What the exercise asks: Identify and reproduce every line holding the string "поле".

-------- Records provided

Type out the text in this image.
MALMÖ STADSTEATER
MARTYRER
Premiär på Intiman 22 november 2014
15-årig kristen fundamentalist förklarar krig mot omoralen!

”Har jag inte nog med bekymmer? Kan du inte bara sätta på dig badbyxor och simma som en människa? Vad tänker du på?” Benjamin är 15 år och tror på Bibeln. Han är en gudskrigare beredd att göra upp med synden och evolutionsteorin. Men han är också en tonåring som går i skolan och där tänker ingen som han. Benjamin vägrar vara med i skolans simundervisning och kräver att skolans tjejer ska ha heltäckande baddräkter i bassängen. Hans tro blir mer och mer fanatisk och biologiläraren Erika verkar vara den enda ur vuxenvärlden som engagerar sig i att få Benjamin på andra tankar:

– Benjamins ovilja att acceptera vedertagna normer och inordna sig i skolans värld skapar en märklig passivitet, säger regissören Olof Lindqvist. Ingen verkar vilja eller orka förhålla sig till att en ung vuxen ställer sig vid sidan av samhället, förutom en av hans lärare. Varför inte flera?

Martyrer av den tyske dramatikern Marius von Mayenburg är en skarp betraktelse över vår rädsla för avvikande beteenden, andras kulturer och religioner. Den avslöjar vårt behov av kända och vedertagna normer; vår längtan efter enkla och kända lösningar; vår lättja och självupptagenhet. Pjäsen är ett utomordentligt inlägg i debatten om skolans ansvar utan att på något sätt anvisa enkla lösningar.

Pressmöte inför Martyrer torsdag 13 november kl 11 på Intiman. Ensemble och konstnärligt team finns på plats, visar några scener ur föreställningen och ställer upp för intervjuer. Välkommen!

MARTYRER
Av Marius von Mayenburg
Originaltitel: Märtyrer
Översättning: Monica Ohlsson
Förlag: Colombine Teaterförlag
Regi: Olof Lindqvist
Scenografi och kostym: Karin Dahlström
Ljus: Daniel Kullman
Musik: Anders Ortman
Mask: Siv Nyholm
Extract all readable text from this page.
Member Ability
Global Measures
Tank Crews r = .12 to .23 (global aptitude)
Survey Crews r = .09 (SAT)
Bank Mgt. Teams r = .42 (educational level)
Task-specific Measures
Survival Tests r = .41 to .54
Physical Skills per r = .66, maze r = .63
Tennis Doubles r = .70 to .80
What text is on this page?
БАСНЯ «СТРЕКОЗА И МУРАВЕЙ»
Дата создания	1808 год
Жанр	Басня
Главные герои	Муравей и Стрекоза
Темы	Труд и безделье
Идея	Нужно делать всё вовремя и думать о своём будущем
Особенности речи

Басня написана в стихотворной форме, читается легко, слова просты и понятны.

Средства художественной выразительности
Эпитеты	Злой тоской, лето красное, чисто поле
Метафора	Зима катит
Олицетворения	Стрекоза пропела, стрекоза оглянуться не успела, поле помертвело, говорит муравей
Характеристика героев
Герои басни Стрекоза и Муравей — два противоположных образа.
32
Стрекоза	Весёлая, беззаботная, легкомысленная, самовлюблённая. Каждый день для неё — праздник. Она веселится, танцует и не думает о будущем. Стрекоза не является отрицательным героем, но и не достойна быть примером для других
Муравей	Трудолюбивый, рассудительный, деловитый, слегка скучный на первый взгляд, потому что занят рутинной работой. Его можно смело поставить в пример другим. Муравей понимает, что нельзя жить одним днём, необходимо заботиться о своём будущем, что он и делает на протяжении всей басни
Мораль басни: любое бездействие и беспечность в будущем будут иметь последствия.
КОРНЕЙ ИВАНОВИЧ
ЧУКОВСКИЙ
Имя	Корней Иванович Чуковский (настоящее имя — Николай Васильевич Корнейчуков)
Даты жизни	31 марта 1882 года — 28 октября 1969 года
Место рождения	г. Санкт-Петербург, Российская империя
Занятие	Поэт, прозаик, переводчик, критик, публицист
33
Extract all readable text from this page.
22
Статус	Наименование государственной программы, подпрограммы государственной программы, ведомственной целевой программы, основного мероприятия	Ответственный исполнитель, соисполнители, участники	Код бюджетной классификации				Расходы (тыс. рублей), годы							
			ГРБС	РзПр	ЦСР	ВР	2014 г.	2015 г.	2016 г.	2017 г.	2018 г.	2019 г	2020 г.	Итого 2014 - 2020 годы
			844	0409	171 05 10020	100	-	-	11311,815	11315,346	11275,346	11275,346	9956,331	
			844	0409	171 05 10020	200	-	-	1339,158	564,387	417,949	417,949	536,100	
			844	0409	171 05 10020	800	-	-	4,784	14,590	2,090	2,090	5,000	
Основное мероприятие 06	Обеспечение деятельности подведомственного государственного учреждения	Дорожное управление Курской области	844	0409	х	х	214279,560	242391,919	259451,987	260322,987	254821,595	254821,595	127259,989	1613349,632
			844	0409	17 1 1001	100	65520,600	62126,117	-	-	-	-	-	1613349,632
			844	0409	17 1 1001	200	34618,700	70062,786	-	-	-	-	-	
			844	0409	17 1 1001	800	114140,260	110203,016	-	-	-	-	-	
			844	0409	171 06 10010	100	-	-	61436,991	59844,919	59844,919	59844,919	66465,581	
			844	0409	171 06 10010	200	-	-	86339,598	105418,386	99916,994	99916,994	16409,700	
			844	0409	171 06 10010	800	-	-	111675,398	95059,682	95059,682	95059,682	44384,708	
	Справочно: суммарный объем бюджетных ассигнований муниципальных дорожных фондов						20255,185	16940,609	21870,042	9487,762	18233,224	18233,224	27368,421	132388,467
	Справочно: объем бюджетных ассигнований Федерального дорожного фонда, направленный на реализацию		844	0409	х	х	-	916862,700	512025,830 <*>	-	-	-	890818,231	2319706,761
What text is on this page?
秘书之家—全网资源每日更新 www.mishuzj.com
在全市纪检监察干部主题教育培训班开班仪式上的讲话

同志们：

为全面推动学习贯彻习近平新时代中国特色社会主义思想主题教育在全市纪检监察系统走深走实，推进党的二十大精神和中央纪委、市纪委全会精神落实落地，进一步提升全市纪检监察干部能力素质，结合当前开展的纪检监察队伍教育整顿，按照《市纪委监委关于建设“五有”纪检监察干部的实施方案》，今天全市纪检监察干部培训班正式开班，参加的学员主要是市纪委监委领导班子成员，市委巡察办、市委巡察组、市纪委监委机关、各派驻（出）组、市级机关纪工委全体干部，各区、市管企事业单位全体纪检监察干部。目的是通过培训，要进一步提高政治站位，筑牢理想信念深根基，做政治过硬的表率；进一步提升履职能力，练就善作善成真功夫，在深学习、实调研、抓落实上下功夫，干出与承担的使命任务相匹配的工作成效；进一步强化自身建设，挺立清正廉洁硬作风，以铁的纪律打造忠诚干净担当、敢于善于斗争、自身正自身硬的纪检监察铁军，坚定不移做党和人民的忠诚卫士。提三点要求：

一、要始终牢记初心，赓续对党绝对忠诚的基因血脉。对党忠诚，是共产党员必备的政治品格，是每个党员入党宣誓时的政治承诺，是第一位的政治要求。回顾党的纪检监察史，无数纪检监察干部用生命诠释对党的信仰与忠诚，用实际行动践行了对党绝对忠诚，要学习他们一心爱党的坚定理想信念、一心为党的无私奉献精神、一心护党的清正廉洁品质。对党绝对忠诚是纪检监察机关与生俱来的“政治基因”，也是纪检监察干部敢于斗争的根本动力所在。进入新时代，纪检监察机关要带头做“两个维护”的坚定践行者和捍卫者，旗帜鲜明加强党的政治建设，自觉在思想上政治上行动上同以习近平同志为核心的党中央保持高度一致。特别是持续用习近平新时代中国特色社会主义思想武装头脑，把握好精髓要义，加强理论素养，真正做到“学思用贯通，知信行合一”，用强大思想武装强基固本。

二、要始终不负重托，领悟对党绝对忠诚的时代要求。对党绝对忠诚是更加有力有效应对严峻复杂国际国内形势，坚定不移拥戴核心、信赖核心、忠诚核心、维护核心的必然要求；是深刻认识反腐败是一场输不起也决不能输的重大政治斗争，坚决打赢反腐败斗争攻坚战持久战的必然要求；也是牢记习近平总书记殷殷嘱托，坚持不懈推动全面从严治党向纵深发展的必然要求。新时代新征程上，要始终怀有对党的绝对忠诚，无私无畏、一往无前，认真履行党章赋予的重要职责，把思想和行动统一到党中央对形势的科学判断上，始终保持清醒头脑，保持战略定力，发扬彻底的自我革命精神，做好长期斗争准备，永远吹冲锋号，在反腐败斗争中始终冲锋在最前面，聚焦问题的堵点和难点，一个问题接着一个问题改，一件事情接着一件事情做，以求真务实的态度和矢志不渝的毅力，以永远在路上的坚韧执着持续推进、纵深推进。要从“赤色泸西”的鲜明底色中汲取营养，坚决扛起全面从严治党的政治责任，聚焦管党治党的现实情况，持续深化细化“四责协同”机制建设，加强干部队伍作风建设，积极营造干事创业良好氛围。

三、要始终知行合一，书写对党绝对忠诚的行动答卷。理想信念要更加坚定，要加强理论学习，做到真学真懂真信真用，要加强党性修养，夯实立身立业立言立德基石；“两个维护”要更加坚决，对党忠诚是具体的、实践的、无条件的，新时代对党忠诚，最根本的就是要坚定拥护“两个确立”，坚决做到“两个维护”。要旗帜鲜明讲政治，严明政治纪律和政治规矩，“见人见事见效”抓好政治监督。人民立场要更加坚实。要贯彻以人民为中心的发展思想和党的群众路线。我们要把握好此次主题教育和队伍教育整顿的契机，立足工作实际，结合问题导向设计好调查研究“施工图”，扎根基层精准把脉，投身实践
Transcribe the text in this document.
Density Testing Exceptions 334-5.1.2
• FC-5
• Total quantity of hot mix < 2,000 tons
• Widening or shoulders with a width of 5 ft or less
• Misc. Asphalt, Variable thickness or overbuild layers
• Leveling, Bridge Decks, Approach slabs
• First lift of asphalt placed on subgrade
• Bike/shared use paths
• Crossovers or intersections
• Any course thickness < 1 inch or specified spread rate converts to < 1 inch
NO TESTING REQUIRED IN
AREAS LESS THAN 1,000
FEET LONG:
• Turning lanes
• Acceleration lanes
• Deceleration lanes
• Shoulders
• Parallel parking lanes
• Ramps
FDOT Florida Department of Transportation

----------------

Expected answer:
Эпитеты	Злой тоской, лето красное, чисто поле
Олицетворения	Стрекоза пропела, стрекоза оглянуться не успела, поле помертвело, говорит муравей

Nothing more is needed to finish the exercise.